> **Written exercise**
Could you transcribe the material below exactly, without leaving out a single line?

Records excerpted from a collection:

============================================================

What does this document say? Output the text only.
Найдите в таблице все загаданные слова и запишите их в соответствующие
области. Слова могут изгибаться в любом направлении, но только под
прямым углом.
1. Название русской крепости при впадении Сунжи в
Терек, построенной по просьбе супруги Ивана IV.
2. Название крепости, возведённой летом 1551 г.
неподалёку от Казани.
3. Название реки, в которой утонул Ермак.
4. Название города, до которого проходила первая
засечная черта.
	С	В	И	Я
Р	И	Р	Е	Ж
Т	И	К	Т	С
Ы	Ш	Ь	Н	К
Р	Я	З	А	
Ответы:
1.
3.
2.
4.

============================================================

> **Correct output**
What does this document say? Output the text only.
Найдите в таблице все загаданные слова и запишите их в соответствующие
области. Слова могут изгибаться в любом направлении, но только под
прямым углом.
1. Название русской крепости при впадении Сунжи в
Терек, построенной по просьбе супруги Ивана IV.
2. Название крепости, возведённой летом 1551 г.
неподалёку от Казани.
3. Название реки, в которой утонул Ермак.
4. Название города, до которого проходила первая
засечная черта.
	С	В	И	Я
Р	И	Р	Е	Ж
Т	И	К	Т	С
Ы	Ш	Ь	Н	К
Р	Я	З	А	
Ответы:
1.
3.
2.
4.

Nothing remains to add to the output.